> **TASK OBJECTIVE**
Give the material once more, word for word, without any images.

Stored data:

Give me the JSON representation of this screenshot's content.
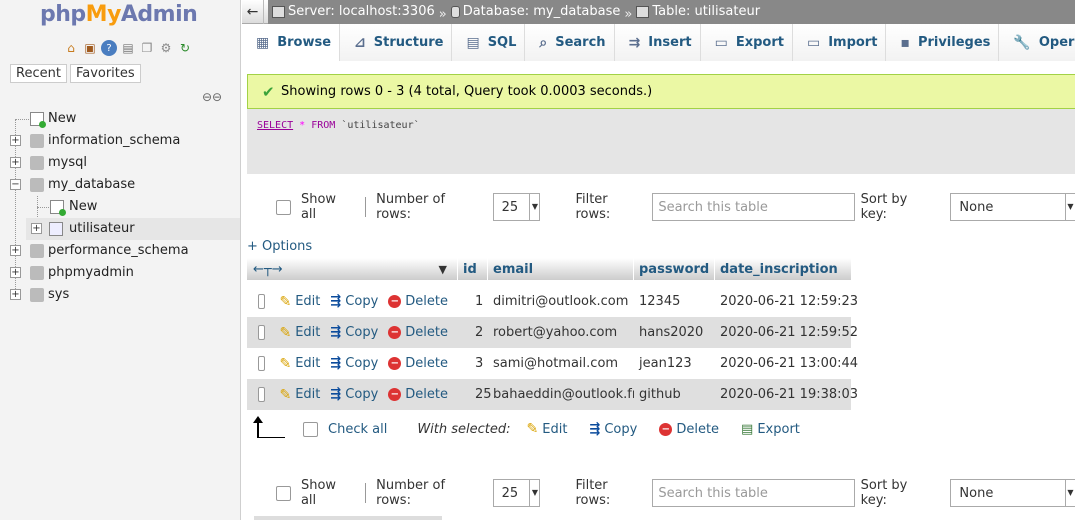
{
  "nav": {
    "logo": {
      "part1": "php",
      "part2": "My",
      "part3": "Admin"
    },
    "quick_icons": [
      "home-icon",
      "exit-icon",
      "help-icon",
      "docs-icon",
      "copy-icon",
      "settings-icon",
      "reload-icon"
    ],
    "recent_label": "Recent",
    "favorites_label": "Favorites",
    "tree": [
      {
        "label": "New",
        "level": 0,
        "type": "new"
      },
      {
        "label": "information_schema",
        "level": 0,
        "type": "db",
        "expander": "+"
      },
      {
        "label": "mysql",
        "level": 0,
        "type": "db",
        "expander": "+"
      },
      {
        "label": "my_database",
        "level": 0,
        "type": "db",
        "expander": "−"
      },
      {
        "label": "New",
        "level": 1,
        "type": "new"
      },
      {
        "label": "utilisateur",
        "level": 1,
        "type": "table",
        "expander": "+",
        "selected": true
      },
      {
        "label": "performance_schema",
        "level": 0,
        "type": "db",
        "expander": "+"
      },
      {
        "label": "phpmyadmin",
        "level": 0,
        "type": "db",
        "expander": "+"
      },
      {
        "label": "sys",
        "level": 0,
        "type": "db",
        "expander": "+"
      }
    ]
  },
  "breadcrumb": {
    "server": "Server: localhost:3306",
    "database": "Database: my_database",
    "table": "Table: utilisateur",
    "separator": "»"
  },
  "tabs": [
    {
      "label": "Browse",
      "icon": "browse-icon",
      "active": true
    },
    {
      "label": "Structure",
      "icon": "structure-icon"
    },
    {
      "label": "SQL",
      "icon": "sql-icon"
    },
    {
      "label": "Search",
      "icon": "search-icon"
    },
    {
      "label": "Insert",
      "icon": "insert-icon"
    },
    {
      "label": "Export",
      "icon": "export-icon"
    },
    {
      "label": "Import",
      "icon": "import-icon"
    },
    {
      "label": "Privileges",
      "icon": "privileges-icon"
    },
    {
      "label": "Operat",
      "icon": "operations-icon"
    }
  ],
  "message": {
    "success": "Showing rows 0 - 3 (4 total, Query took 0.0003 seconds.)"
  },
  "query": {
    "select": "SELECT",
    "star": "*",
    "from": "FROM",
    "table": "`utilisateur`"
  },
  "controls": {
    "show_all": "Show all",
    "number_of_rows_label": "Number of rows:",
    "number_of_rows_value": "25",
    "filter_label": "Filter rows:",
    "filter_placeholder": "Search this table",
    "sort_label": "Sort by key:",
    "sort_value": "None"
  },
  "options_link": "+ Options",
  "table": {
    "columns": [
      "id",
      "email",
      "password",
      "date_inscription"
    ],
    "action_labels": {
      "edit": "Edit",
      "copy": "Copy",
      "delete": "Delete"
    },
    "rows": [
      {
        "id": "1",
        "email": "dimitri@outlook.com",
        "password": "12345",
        "date": "2020-06-21 12:59:23"
      },
      {
        "id": "2",
        "email": "robert@yahoo.com",
        "password": "hans2020",
        "date": "2020-06-21 12:59:52"
      },
      {
        "id": "3",
        "email": "sami@hotmail.com",
        "password": "jean123",
        "date": "2020-06-21 13:00:44"
      },
      {
        "id": "25",
        "email": "bahaeddin@outlook.fr",
        "password": "github",
        "date": "2020-06-21 19:38:03"
      }
    ]
  },
  "bulk": {
    "check_all": "Check all",
    "with_selected": "With selected:",
    "edit": "Edit",
    "copy": "Copy",
    "delete": "Delete",
    "export": "Export"
  }
}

> **IN RESPONSE**
Give me the JSON representation of this screenshot's content.
{
  "nav": {
    "logo": {
      "part1": "php",
      "part2": "My",
      "part3": "Admin"
    },
    "quick_icons": [
      "home-icon",
      "exit-icon",
      "help-icon",
      "docs-icon",
      "copy-icon",
      "settings-icon",
      "reload-icon"
    ],
    "recent_label": "Recent",
    "favorites_label": "Favorites",
    "tree": [
      {
        "label": "New",
        "level": 0,
        "type": "new"
      },
      {
        "label": "information_schema",
        "level": 0,
        "type": "db",
        "expander": "+"
      },
      {
        "label": "mysql",
        "level": 0,
        "type": "db",
        "expander": "+"
      },
      {
        "label": "my_database",
        "level": 0,
        "type": "db",
        "expander": "−"
      },
      {
        "label": "New",
        "level": 1,
        "type": "new"
      },
      {
        "label": "utilisateur",
        "level": 1,
        "type": "table",
        "expander": "+",
        "selected": true
      },
      {
        "label": "performance_schema",
        "level": 0,
        "type": "db",
        "expander": "+"
      },
      {
        "label": "phpmyadmin",
        "level": 0,
        "type": "db",
        "expander": "+"
      },
      {
        "label": "sys",
        "level": 0,
        "type": "db",
        "expander": "+"
      }
    ]
  },
  "breadcrumb": {
    "server": "Server: localhost:3306",
    "database": "Database: my_database",
    "table": "Table: utilisateur",
    "separator": "»"
  },
  "tabs": [
    {
      "label": "Browse",
      "icon": "browse-icon",
      "active": true
    },
    {
      "label": "Structure",
      "icon": "structure-icon"
    },
    {
      "label": "SQL",
      "icon": "sql-icon"
    },
    {
      "label": "Search",
      "icon": "search-icon"
    },
    {
      "label": "Insert",
      "icon": "insert-icon"
    },
    {
      "label": "Export",
      "icon": "export-icon"
    },
    {
      "label": "Import",
      "icon": "import-icon"
    },
    {
      "label": "Privileges",
      "icon": "privileges-icon"
    },
    {
      "label": "Operat",
      "icon": "operations-icon"
    }
  ],
  "message": {
    "success": "Showing rows 0 - 3 (4 total, Query took 0.0003 seconds.)"
  },
  "query": {
    "select": "SELECT",
    "star": "*",
    "from": "FROM",
    "table": "`utilisateur`"
  },
  "controls": {
    "show_all": "Show all",
    "number_of_rows_label": "Number of rows:",
    "number_of_rows_value": "25",
    "filter_label": "Filter rows:",
    "filter_placeholder": "Search this table",
    "sort_label": "Sort by key:",
    "sort_value": "None"
  },
  "options_link": "+ Options",
  "table": {
    "columns": [
      "id",
      "email",
      "password",
      "date_inscription"
    ],
    "action_labels": {
      "edit": "Edit",
      "copy": "Copy",
      "delete": "Delete"
    },
    "rows": [
      {
        "id": "1",
        "email": "dimitri@outlook.com",
        "password": "12345",
        "date": "2020-06-21 12:59:23"
      },
      {
        "id": "2",
        "email": "robert@yahoo.com",
        "password": "hans2020",
        "date": "2020-06-21 12:59:52"
      },
      {
        "id": "3",
        "email": "sami@hotmail.com",
        "password": "jean123",
        "date": "2020-06-21 13:00:44"
      },
      {
        "id": "25",
        "email": "bahaeddin@outlook.fr",
        "password": "github",
        "date": "2020-06-21 19:38:03"
      }
    ]
  },
  "bulk": {
    "check_all": "Check all",
    "with_selected": "With selected:",
    "edit": "Edit",
    "copy": "Copy",
    "delete": "Delete",
    "export": "Export"
  }
}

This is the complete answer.